[start]

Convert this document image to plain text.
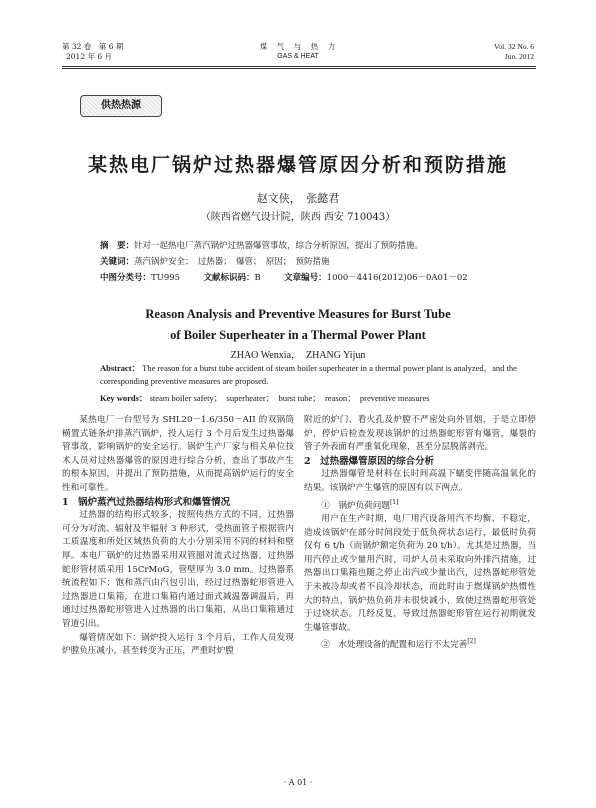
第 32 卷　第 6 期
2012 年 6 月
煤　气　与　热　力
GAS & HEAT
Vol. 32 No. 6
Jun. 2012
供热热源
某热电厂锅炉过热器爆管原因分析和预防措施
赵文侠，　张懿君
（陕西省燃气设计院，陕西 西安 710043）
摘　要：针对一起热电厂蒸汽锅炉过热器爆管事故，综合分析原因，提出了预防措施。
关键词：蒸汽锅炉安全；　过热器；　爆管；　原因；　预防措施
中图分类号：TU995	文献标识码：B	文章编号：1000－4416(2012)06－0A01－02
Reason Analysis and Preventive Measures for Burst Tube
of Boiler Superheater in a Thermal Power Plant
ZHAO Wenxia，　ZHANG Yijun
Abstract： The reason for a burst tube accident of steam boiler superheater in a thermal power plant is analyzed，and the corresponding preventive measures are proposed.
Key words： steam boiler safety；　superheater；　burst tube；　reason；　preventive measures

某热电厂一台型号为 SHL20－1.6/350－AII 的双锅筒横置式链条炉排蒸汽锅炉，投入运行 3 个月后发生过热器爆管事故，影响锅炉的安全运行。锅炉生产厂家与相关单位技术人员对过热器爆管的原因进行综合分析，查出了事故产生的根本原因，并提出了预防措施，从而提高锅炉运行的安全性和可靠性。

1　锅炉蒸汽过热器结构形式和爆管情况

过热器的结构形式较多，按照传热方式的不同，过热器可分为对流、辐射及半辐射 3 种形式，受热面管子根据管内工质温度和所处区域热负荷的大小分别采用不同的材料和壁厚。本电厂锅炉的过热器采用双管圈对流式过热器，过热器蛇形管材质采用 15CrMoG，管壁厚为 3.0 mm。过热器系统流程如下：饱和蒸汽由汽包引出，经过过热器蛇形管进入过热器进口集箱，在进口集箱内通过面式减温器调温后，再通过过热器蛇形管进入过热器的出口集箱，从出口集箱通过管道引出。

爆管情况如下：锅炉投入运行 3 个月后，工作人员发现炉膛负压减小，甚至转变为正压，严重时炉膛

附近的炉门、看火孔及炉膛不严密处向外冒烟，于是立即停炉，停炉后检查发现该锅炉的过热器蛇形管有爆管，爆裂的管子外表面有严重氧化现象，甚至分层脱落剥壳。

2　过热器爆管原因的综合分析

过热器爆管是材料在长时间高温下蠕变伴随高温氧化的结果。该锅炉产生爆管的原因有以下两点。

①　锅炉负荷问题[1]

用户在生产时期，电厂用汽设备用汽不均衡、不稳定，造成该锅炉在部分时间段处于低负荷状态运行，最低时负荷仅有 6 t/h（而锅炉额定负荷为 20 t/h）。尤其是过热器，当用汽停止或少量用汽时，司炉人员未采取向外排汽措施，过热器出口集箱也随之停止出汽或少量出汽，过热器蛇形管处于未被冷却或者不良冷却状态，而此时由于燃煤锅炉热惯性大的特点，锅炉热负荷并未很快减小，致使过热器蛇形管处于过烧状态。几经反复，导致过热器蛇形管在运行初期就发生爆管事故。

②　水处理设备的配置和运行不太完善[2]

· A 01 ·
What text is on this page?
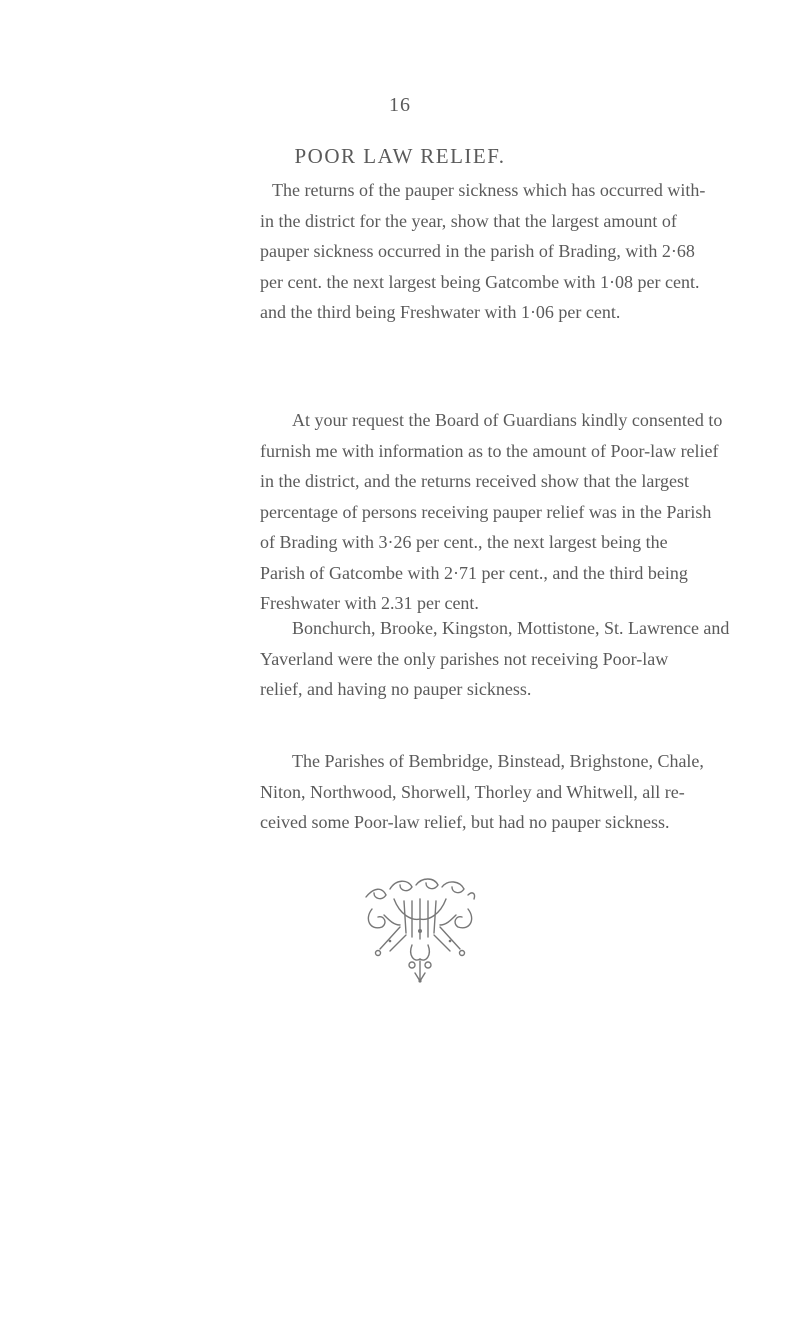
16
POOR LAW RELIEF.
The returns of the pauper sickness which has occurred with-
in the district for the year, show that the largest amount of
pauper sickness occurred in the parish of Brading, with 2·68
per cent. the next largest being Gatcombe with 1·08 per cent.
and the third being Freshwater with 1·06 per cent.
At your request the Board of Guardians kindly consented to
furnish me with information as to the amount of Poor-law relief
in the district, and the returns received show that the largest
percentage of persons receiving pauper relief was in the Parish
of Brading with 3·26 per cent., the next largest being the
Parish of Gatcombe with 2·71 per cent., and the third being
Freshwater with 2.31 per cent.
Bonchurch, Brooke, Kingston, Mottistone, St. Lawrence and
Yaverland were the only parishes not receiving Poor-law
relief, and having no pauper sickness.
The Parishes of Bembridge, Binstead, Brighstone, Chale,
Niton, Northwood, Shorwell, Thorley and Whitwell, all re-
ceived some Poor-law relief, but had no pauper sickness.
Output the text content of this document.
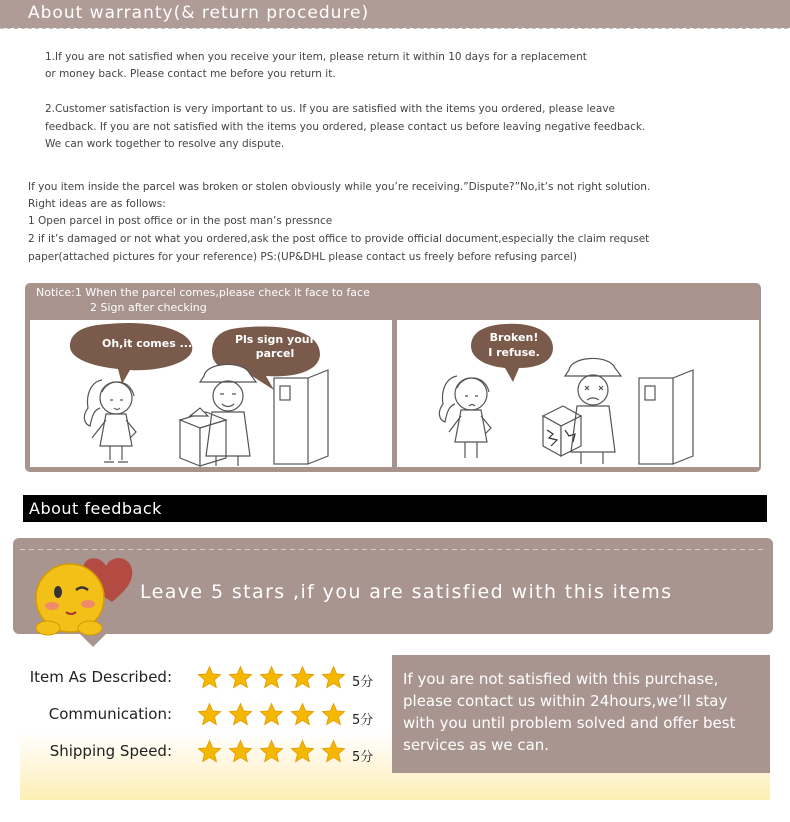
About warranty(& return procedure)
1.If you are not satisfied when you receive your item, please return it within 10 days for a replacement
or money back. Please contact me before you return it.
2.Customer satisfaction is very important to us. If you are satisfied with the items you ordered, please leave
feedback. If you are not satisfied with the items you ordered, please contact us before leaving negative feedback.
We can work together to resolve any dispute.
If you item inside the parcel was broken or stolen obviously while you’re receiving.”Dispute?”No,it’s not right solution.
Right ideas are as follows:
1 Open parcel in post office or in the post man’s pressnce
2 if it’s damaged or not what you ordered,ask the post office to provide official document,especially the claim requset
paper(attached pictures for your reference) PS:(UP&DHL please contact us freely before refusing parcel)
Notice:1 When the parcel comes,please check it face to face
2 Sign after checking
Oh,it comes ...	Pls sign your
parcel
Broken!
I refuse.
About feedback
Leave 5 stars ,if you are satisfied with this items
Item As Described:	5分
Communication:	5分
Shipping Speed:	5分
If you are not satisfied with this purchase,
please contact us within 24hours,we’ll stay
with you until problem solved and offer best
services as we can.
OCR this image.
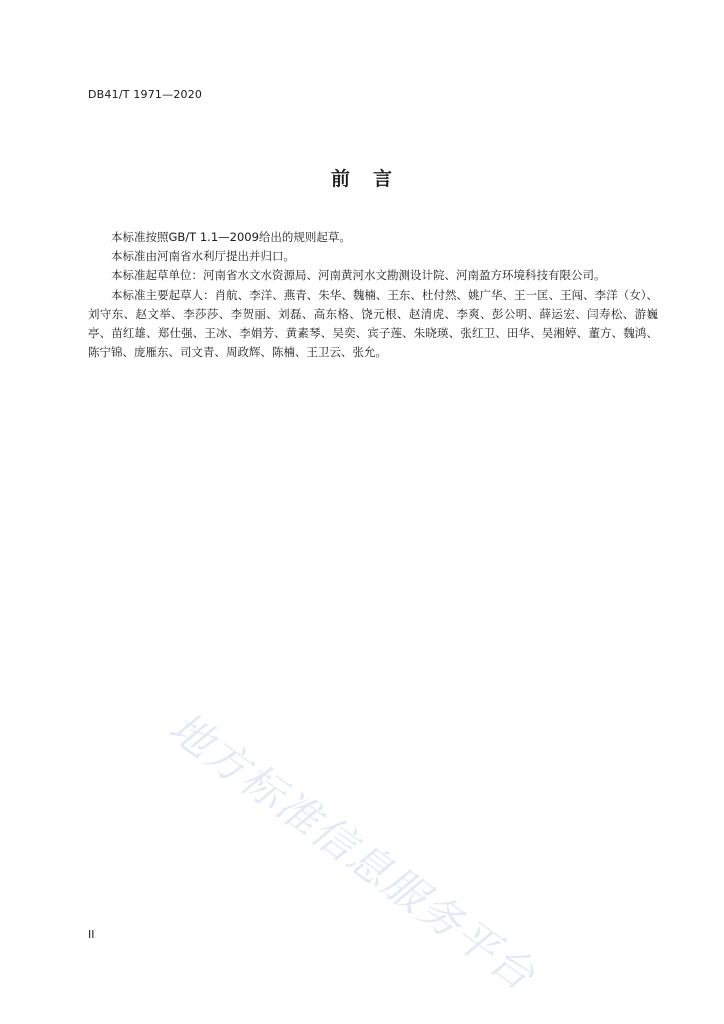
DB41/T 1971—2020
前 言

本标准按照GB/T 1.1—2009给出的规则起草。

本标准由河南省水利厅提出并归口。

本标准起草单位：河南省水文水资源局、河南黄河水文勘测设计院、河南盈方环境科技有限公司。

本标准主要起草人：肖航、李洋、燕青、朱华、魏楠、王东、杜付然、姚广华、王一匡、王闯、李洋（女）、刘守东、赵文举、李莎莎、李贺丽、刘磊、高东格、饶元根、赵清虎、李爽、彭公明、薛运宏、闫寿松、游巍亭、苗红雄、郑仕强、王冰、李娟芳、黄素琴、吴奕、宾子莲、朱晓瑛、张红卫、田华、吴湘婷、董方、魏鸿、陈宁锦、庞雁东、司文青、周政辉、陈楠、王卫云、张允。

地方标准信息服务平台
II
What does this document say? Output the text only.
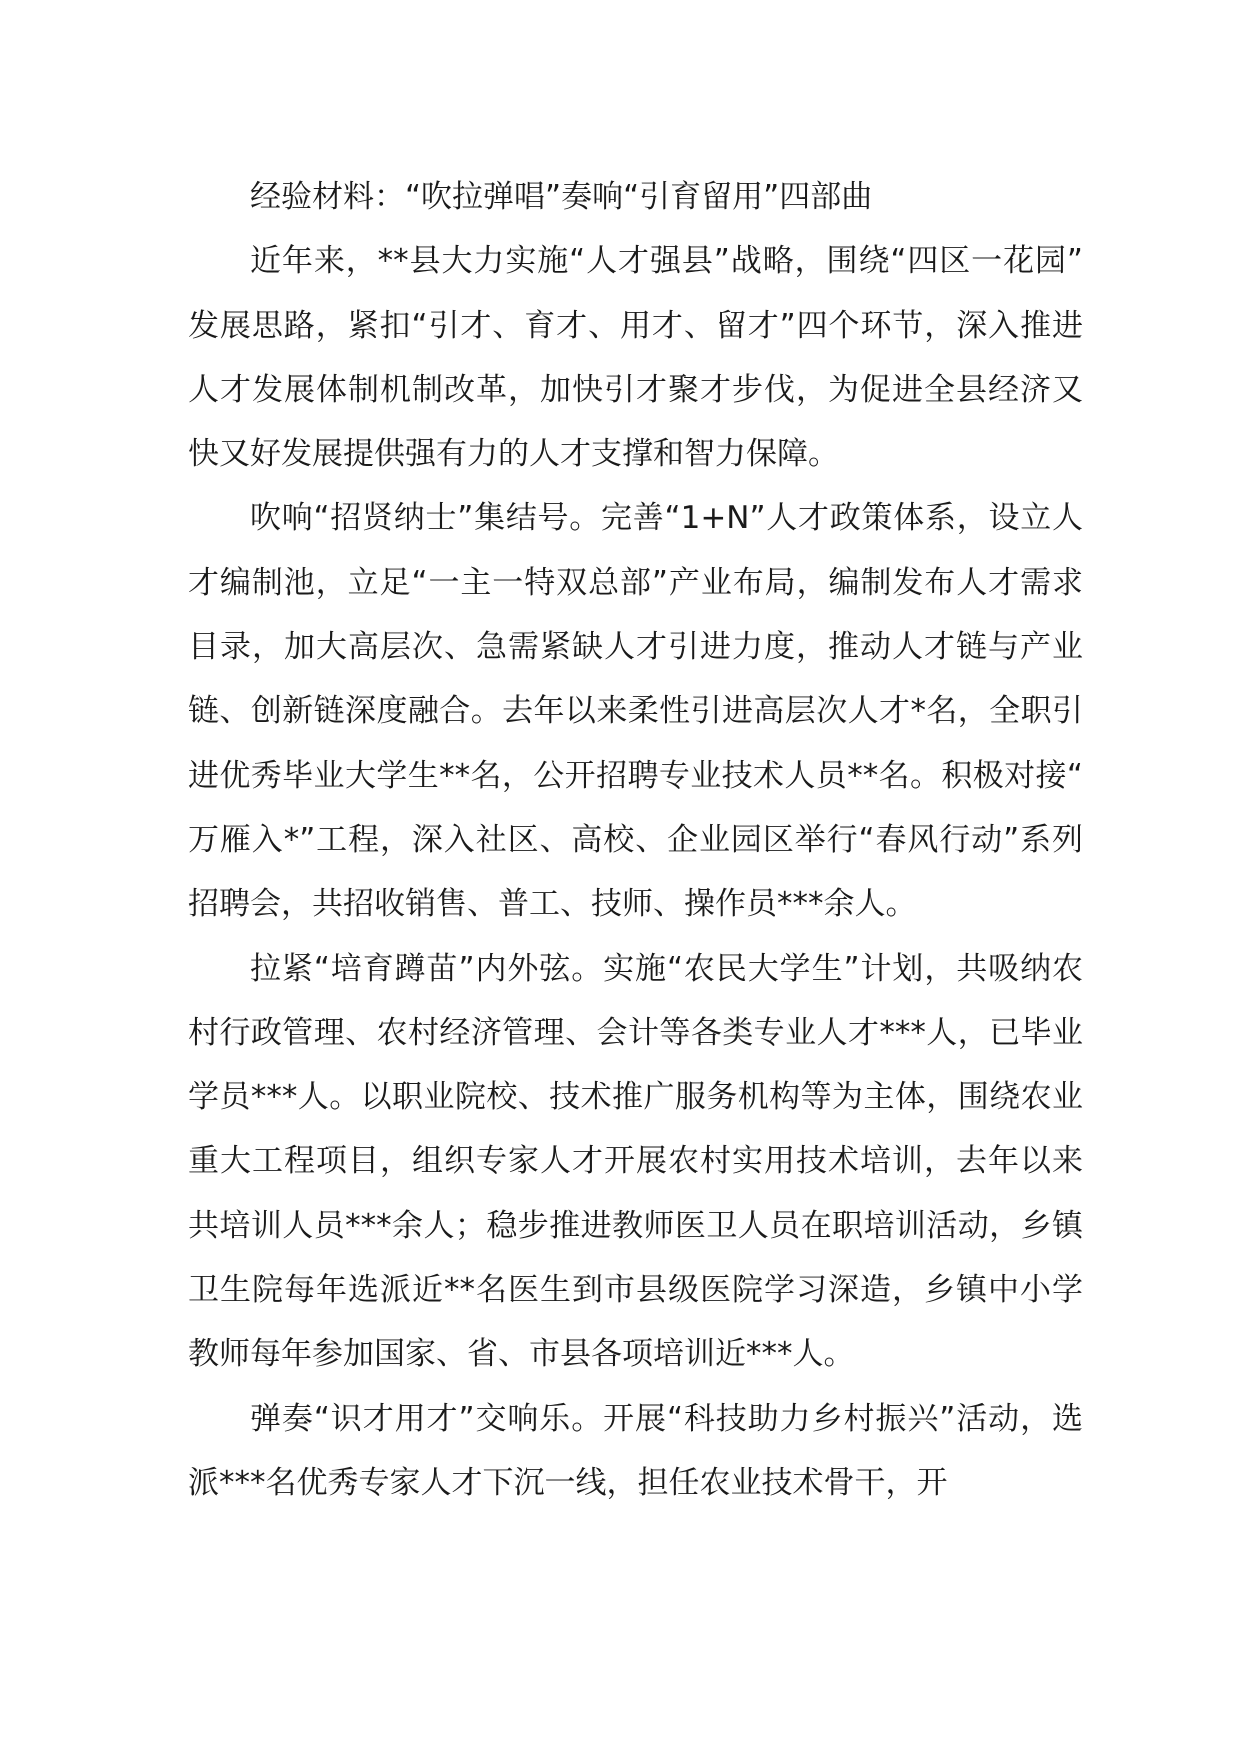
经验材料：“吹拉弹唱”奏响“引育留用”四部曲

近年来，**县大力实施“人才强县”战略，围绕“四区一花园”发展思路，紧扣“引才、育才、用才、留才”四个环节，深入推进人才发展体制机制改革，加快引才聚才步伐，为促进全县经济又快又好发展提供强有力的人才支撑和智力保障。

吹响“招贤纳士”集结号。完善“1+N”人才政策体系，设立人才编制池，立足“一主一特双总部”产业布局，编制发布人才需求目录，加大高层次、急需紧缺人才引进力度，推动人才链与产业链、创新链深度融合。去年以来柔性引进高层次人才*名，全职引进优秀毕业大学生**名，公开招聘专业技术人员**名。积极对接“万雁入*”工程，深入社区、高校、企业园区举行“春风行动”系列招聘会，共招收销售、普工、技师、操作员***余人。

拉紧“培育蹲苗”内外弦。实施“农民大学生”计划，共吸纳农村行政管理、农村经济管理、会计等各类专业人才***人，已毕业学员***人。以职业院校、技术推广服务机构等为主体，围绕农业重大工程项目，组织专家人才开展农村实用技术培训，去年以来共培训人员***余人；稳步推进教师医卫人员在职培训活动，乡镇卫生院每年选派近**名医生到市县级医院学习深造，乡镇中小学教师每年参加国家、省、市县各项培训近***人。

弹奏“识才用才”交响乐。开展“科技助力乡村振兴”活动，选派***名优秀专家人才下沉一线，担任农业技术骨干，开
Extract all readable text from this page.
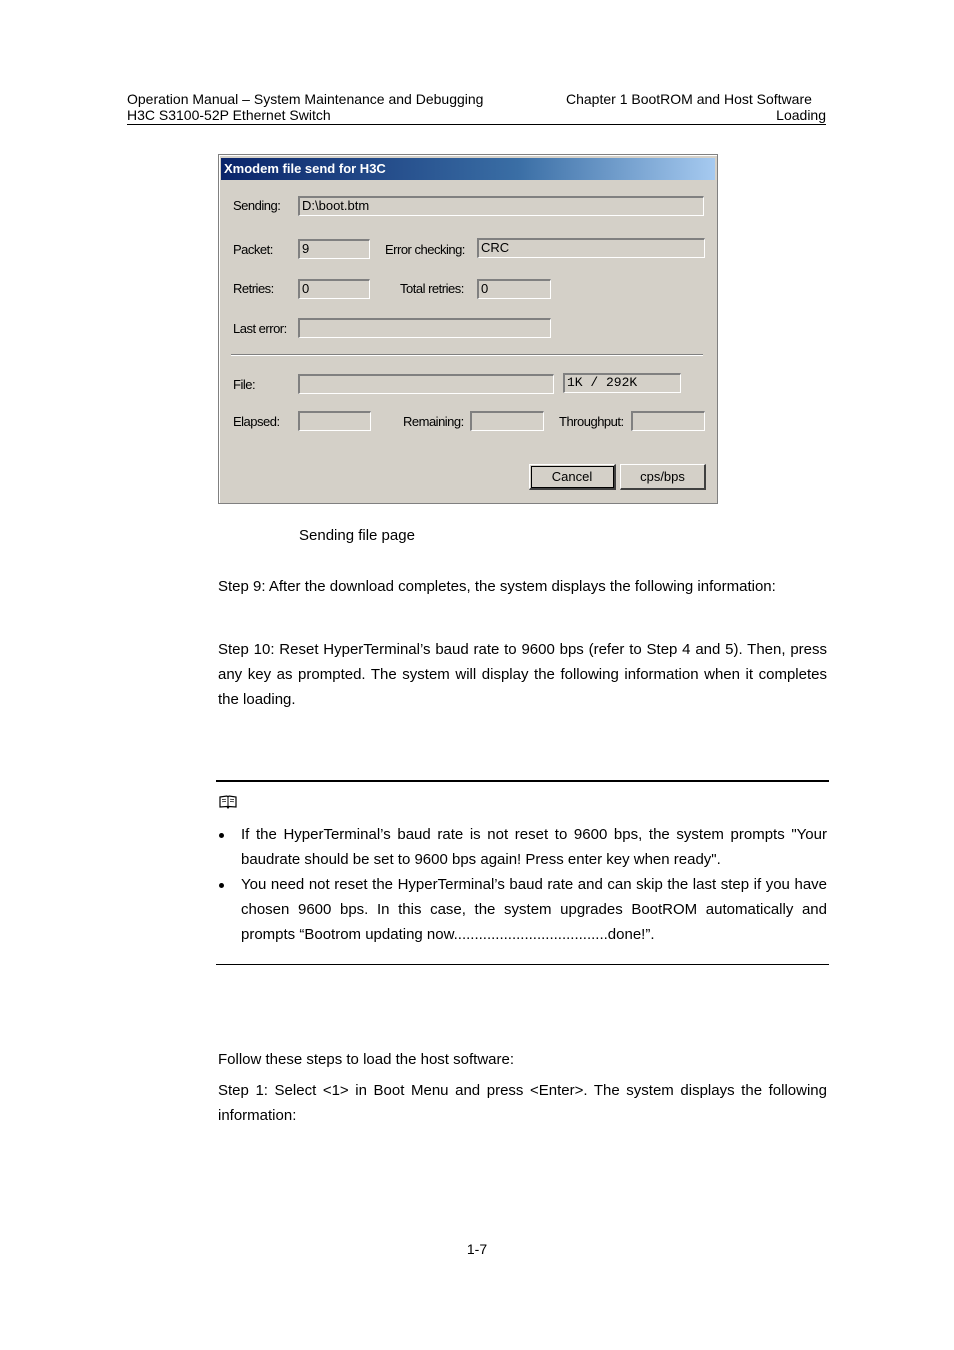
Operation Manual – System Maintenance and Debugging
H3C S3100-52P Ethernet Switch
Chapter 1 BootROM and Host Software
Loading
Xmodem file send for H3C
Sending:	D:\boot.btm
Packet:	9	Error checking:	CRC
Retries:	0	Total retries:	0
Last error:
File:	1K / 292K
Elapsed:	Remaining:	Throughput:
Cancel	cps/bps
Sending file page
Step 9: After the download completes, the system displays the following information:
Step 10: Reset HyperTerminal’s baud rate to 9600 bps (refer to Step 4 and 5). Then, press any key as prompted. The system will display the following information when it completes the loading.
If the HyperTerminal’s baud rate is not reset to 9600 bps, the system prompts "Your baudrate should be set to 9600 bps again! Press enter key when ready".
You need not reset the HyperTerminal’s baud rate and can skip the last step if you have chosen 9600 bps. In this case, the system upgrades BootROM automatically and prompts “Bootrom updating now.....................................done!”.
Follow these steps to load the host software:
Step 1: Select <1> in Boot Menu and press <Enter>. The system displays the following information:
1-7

[end]

Task goal: Read through the lines above and collect those that contain the string "following".

Correct response:
Step 9: After the download completes, the system displays the following information:
Step 10: Reset HyperTerminal’s baud rate to 9600 bps (refer to Step 4 and 5). Then, press any key as prompted. The system will display the following information when it completes the loading.
Step 1: Select <1> in Boot Menu and press <Enter>. The system displays the following information:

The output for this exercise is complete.